§ What needs to be done: Reproduce the records below exactly as they appear.

== Dataset content ==

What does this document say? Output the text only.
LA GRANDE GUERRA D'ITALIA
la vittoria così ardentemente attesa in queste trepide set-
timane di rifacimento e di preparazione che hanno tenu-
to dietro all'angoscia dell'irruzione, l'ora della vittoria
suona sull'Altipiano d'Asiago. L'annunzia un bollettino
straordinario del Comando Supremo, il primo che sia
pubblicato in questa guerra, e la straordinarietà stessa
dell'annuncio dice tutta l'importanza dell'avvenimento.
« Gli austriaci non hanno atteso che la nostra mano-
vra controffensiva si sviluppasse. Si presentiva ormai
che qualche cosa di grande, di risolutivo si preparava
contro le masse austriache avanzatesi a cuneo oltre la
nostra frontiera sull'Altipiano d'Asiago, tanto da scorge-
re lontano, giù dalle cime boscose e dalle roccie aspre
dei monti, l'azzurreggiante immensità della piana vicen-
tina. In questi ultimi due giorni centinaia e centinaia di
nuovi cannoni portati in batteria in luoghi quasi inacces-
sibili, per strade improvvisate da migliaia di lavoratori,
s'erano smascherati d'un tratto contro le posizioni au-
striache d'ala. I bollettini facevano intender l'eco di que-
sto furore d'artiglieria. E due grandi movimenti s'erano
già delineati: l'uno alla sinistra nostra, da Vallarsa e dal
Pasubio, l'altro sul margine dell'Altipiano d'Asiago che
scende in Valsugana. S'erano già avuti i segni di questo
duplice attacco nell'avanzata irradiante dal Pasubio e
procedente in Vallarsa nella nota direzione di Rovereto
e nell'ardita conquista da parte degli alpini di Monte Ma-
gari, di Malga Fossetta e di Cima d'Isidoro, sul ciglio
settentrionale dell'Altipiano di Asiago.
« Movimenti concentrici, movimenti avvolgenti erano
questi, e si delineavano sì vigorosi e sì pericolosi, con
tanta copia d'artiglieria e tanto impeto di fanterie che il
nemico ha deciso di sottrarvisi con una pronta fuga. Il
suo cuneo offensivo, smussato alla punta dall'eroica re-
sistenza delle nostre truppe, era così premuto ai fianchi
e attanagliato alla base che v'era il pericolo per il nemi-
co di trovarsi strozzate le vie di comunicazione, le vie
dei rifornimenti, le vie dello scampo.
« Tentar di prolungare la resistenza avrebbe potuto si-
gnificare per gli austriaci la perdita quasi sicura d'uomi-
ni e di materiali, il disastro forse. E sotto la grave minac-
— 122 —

===

§ Written response:
What does this document say? Output the text only.
LA GRANDE GUERRA D'ITALIA
la vittoria così ardentemente attesa in queste trepide set-
timane di rifacimento e di preparazione che hanno tenu-
to dietro all'angoscia dell'irruzione, l'ora della vittoria
suona sull'Altipiano d'Asiago. L'annunzia un bollettino
straordinario del Comando Supremo, il primo che sia
pubblicato in questa guerra, e la straordinarietà stessa
dell'annuncio dice tutta l'importanza dell'avvenimento.
« Gli austriaci non hanno atteso che la nostra mano-
vra controffensiva si sviluppasse. Si presentiva ormai
che qualche cosa di grande, di risolutivo si preparava
contro le masse austriache avanzatesi a cuneo oltre la
nostra frontiera sull'Altipiano d'Asiago, tanto da scorge-
re lontano, giù dalle cime boscose e dalle roccie aspre
dei monti, l'azzurreggiante immensità della piana vicen-
tina. In questi ultimi due giorni centinaia e centinaia di
nuovi cannoni portati in batteria in luoghi quasi inacces-
sibili, per strade improvvisate da migliaia di lavoratori,
s'erano smascherati d'un tratto contro le posizioni au-
striache d'ala. I bollettini facevano intender l'eco di que-
sto furore d'artiglieria. E due grandi movimenti s'erano
già delineati: l'uno alla sinistra nostra, da Vallarsa e dal
Pasubio, l'altro sul margine dell'Altipiano d'Asiago che
scende in Valsugana. S'erano già avuti i segni di questo
duplice attacco nell'avanzata irradiante dal Pasubio e
procedente in Vallarsa nella nota direzione di Rovereto
e nell'ardita conquista da parte degli alpini di Monte Ma-
gari, di Malga Fossetta e di Cima d'Isidoro, sul ciglio
settentrionale dell'Altipiano di Asiago.
« Movimenti concentrici, movimenti avvolgenti erano
questi, e si delineavano sì vigorosi e sì pericolosi, con
tanta copia d'artiglieria e tanto impeto di fanterie che il
nemico ha deciso di sottrarvisi con una pronta fuga. Il
suo cuneo offensivo, smussato alla punta dall'eroica re-
sistenza delle nostre truppe, era così premuto ai fianchi
e attanagliato alla base che v'era il pericolo per il nemi-
co di trovarsi strozzate le vie di comunicazione, le vie
dei rifornimenti, le vie dello scampo.
« Tentar di prolungare la resistenza avrebbe potuto si-
gnificare per gli austriaci la perdita quasi sicura d'uomi-
ni e di materiali, il disastro forse. E sotto la grave minac-
— 122 —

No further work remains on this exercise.